* **Entries with figure data**
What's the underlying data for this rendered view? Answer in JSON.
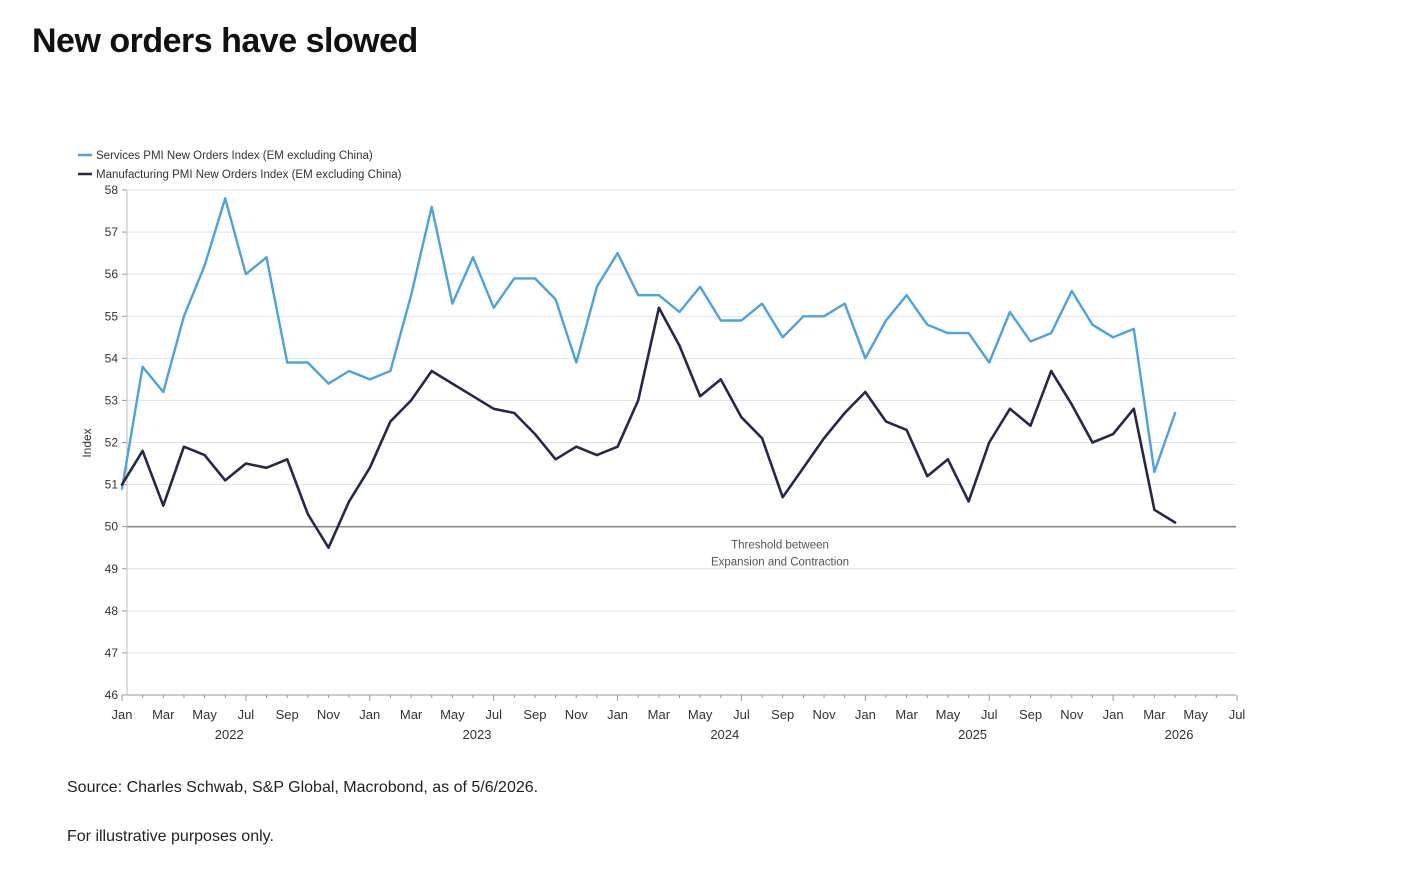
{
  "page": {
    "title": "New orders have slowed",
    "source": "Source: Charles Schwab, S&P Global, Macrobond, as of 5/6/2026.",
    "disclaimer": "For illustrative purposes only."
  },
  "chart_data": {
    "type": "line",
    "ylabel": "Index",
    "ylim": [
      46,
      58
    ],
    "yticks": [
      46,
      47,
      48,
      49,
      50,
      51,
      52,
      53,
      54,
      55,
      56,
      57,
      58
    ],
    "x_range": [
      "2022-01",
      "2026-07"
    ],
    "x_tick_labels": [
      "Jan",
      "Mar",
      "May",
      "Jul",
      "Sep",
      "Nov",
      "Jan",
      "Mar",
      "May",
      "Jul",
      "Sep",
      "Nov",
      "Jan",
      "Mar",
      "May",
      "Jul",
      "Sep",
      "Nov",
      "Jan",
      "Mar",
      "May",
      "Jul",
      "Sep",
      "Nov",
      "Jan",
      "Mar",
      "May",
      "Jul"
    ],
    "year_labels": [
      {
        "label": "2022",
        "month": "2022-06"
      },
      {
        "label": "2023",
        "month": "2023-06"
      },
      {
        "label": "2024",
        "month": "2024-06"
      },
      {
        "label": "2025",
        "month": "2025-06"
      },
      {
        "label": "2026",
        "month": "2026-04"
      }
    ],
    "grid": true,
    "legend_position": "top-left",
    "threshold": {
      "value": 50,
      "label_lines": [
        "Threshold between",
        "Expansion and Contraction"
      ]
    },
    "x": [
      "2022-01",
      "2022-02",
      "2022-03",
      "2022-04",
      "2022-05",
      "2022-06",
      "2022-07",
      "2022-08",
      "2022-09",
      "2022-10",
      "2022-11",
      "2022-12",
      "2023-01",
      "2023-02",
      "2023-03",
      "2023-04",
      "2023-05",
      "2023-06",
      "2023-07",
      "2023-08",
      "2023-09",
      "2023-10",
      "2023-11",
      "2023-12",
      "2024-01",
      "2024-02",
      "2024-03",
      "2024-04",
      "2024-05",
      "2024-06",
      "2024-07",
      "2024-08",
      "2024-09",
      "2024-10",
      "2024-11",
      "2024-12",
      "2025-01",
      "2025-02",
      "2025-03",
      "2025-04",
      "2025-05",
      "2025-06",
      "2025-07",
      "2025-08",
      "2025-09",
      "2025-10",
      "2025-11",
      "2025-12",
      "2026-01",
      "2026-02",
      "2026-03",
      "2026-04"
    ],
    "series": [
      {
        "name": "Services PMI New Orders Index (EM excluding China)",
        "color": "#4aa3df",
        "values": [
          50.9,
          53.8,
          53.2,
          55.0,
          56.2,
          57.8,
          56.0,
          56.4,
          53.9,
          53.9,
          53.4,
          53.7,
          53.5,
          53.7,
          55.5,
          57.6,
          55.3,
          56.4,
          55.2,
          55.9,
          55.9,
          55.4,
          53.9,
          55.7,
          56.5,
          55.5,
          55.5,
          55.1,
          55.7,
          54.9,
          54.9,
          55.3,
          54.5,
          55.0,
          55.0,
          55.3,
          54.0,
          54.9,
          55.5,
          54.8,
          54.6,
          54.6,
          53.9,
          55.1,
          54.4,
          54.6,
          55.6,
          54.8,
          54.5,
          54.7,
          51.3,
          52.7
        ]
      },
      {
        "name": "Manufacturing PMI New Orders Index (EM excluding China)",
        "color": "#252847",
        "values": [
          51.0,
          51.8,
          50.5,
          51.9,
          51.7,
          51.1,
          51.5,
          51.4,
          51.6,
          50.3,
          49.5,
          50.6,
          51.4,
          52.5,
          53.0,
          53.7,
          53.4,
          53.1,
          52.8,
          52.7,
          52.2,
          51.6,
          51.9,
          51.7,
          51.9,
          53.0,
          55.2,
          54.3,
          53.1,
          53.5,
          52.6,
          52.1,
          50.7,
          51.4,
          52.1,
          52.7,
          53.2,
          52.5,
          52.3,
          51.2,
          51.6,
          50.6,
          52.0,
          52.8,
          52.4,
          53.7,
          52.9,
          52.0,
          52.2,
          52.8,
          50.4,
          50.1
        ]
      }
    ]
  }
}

* * *

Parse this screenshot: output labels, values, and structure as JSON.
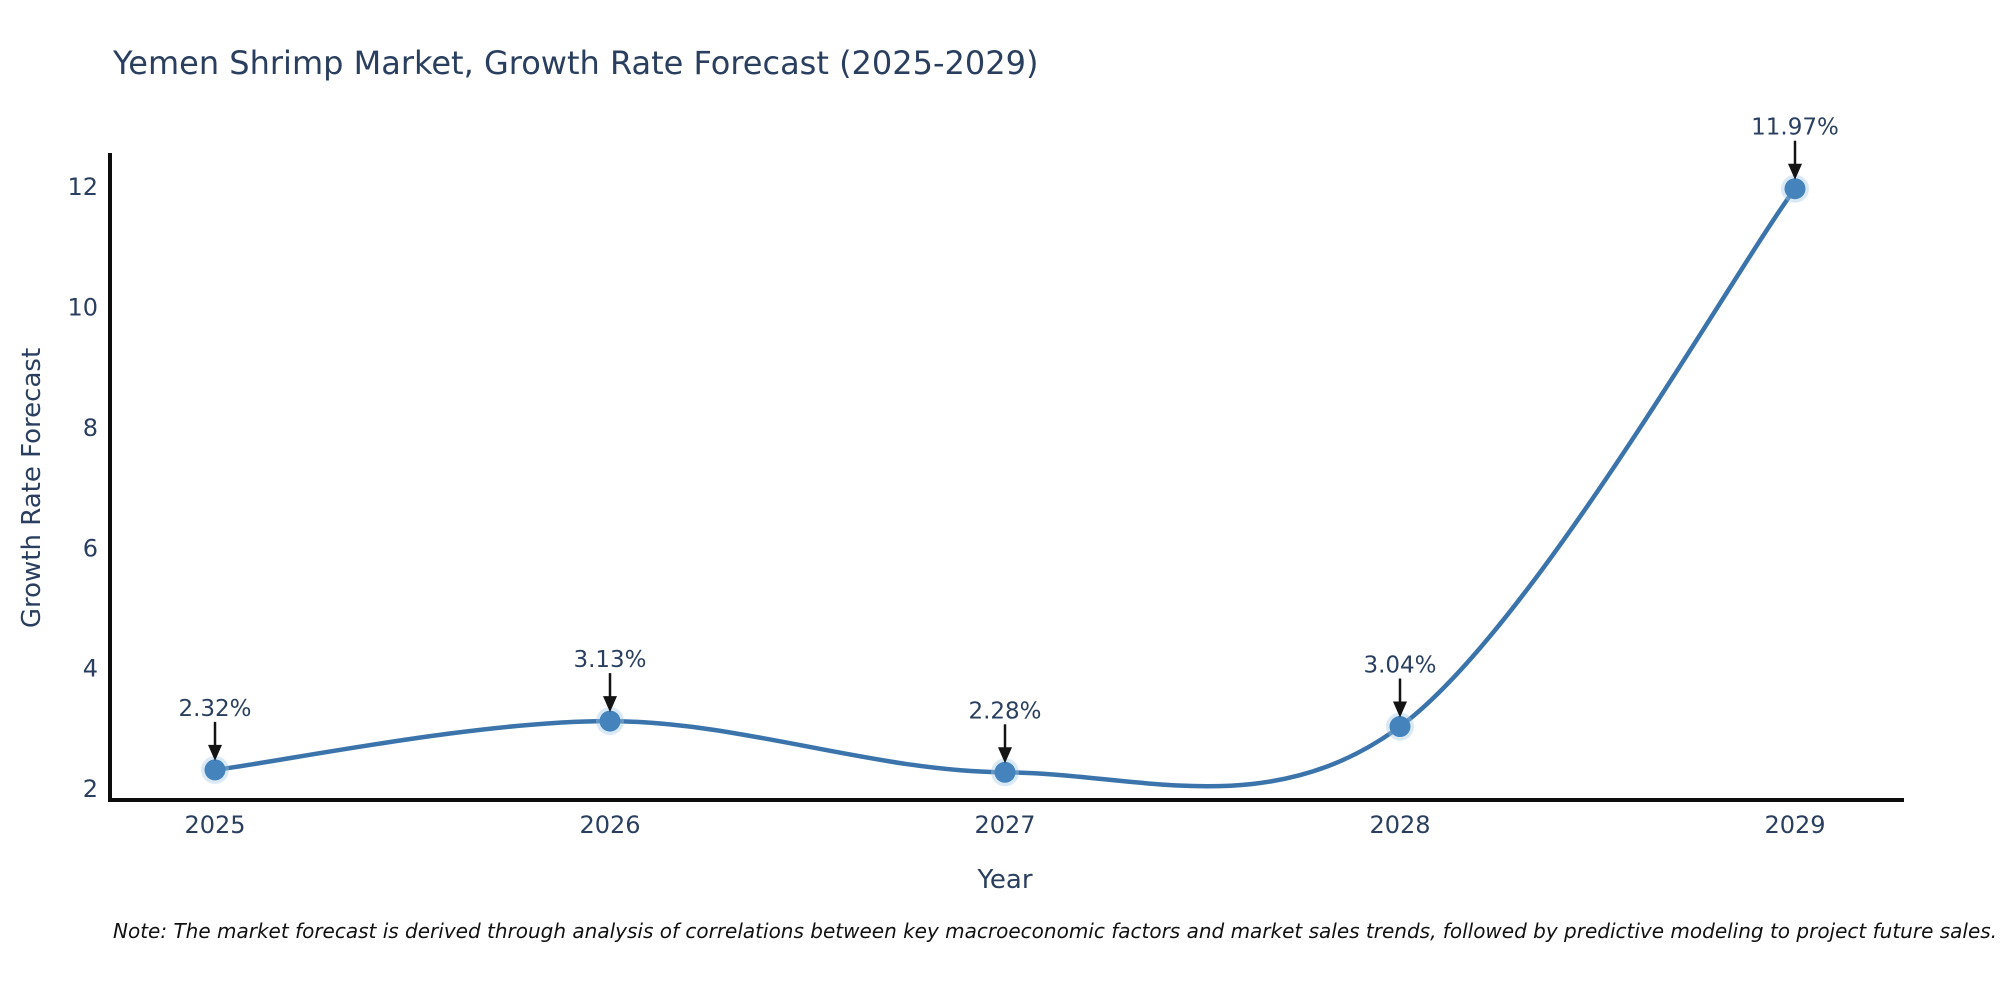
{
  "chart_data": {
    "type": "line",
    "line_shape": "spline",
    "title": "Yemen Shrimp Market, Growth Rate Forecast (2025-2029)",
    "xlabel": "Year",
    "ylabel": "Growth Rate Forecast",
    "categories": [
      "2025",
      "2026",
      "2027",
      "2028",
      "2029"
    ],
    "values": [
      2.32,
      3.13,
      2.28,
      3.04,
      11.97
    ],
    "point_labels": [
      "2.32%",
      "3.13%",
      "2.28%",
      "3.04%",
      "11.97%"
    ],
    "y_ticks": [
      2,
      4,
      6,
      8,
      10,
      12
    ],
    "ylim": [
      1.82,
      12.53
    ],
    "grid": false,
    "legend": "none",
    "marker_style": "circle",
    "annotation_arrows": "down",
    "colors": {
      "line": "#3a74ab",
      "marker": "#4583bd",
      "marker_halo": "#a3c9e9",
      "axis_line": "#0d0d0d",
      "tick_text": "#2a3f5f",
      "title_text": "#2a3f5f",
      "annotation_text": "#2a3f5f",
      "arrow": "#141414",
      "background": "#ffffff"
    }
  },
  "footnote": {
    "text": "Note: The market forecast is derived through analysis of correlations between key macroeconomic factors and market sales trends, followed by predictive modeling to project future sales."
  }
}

* **TASK OBJECTIVE**
Check every line of the data, and copy the ones that contain "JSON".

* **RESPONSE**
What's the underlying data for this rendered view? Answer in JSON.
Parse this screenshot: output labels, values, and structure as JSON.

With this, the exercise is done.